# [TASK PROMPT]
Give back every record that follows, exactly as written.

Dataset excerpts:
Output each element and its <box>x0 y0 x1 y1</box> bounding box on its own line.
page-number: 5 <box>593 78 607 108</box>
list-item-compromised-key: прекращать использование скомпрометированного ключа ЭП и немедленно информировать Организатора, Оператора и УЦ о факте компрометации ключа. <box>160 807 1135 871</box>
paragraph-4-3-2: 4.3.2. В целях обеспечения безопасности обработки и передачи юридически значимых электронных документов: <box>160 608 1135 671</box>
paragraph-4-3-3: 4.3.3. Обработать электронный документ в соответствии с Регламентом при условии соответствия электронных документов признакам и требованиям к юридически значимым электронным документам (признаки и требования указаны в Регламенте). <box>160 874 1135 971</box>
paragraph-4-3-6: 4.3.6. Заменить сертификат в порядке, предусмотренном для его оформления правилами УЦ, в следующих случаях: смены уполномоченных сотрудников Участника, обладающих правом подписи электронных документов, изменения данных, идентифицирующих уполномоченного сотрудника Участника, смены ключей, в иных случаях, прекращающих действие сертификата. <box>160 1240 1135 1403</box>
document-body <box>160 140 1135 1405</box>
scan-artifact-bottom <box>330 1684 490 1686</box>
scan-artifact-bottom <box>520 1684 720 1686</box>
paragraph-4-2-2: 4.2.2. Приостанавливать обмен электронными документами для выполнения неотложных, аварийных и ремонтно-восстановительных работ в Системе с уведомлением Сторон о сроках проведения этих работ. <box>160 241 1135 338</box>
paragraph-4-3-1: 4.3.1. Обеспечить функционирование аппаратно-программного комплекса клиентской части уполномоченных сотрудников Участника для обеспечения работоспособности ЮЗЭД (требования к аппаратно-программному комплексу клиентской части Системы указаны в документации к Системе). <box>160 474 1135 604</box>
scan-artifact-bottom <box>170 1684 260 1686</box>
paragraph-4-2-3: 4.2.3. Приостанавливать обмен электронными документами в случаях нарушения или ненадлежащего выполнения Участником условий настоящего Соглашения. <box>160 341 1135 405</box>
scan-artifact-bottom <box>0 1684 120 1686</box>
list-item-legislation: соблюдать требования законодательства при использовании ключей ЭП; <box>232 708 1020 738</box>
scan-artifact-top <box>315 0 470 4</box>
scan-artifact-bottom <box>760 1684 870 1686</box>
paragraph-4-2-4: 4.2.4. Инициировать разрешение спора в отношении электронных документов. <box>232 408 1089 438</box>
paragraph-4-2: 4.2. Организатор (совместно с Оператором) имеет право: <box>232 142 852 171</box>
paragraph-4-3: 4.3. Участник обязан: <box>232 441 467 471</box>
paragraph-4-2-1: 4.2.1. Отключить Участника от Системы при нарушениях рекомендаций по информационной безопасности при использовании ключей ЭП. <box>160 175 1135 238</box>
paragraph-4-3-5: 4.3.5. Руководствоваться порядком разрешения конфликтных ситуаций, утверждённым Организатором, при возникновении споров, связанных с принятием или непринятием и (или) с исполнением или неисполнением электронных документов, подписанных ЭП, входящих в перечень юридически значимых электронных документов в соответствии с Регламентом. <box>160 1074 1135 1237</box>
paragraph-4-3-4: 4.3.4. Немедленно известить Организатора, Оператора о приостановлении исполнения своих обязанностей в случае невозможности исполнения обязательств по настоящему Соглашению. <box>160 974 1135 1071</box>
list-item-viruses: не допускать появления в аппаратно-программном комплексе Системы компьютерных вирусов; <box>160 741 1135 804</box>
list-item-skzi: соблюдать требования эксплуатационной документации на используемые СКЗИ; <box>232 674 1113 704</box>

# [RESULT FOR THIS EXERCISE]
Output each element and its <box>x0 y0 x1 y1</box> bounding box on its own line.
page-number: 5 <box>593 78 607 108</box>
list-item-compromised-key: прекращать использование скомпрометированного ключа ЭП и немедленно информировать Организатора, Оператора и УЦ о факте компрометации ключа. <box>160 807 1135 871</box>
paragraph-4-3-2: 4.3.2. В целях обеспечения безопасности обработки и передачи юридически значимых электронных документов: <box>160 608 1135 671</box>
paragraph-4-3-3: 4.3.3. Обработать электронный документ в соответствии с Регламентом при условии соответствия электронных документов признакам и требованиям к юридически значимым электронным документам (признаки и требования указаны в Регламенте). <box>160 874 1135 971</box>
paragraph-4-3-6: 4.3.6. Заменить сертификат в порядке, предусмотренном для его оформления правилами УЦ, в следующих случаях: смены уполномоченных сотрудников Участника, обладающих правом подписи электронных документов, изменения данных, идентифицирующих уполномоченного сотрудника Участника, смены ключей, в иных случаях, прекращающих действие сертификата. <box>160 1240 1135 1403</box>
document-body <box>160 140 1135 1405</box>
scan-artifact-bottom <box>330 1684 490 1686</box>
scan-artifact-bottom <box>520 1684 720 1686</box>
paragraph-4-2-2: 4.2.2. Приостанавливать обмен электронными документами для выполнения неотложных, аварийных и ремонтно-восстановительных работ в Системе с уведомлением Сторон о сроках проведения этих работ. <box>160 241 1135 338</box>
paragraph-4-3-1: 4.3.1. Обеспечить функционирование аппаратно-программного комплекса клиентской части уполномоченных сотрудников Участника для обеспечения работоспособности ЮЗЭД (требования к аппаратно-программному комплексу клиентской части Системы указаны в документации к Системе). <box>160 474 1135 604</box>
scan-artifact-bottom <box>170 1684 260 1686</box>
paragraph-4-2-3: 4.2.3. Приостанавливать обмен электронными документами в случаях нарушения или ненадлежащего выполнения Участником условий настоящего Соглашения. <box>160 341 1135 405</box>
scan-artifact-bottom <box>0 1684 120 1686</box>
list-item-legislation: соблюдать требования законодательства при использовании ключей ЭП; <box>232 708 1020 738</box>
scan-artifact-top <box>315 0 470 4</box>
scan-artifact-bottom <box>760 1684 870 1686</box>
paragraph-4-2-4: 4.2.4. Инициировать разрешение спора в отношении электронных документов. <box>232 408 1089 438</box>
paragraph-4-2: 4.2. Организатор (совместно с Оператором) имеет право: <box>232 142 852 171</box>
paragraph-4-3: 4.3. Участник обязан: <box>232 441 467 471</box>
paragraph-4-2-1: 4.2.1. Отключить Участника от Системы при нарушениях рекомендаций по информационной безопасности при использовании ключей ЭП. <box>160 175 1135 238</box>
paragraph-4-3-5: 4.3.5. Руководствоваться порядком разрешения конфликтных ситуаций, утверждённым Организатором, при возникновении споров, связанных с принятием или непринятием и (или) с исполнением или неисполнением электронных документов, подписанных ЭП, входящих в перечень юридически значимых электронных документов в соответствии с Регламентом. <box>160 1074 1135 1237</box>
paragraph-4-3-4: 4.3.4. Немедленно известить Организатора, Оператора о приостановлении исполнения своих обязанностей в случае невозможности исполнения обязательств по настоящему Соглашению. <box>160 974 1135 1071</box>
list-item-viruses: не допускать появления в аппаратно-программном комплексе Системы компьютерных вирусов; <box>160 741 1135 804</box>
list-item-skzi: соблюдать требования эксплуатационной документации на используемые СКЗИ; <box>232 674 1113 704</box>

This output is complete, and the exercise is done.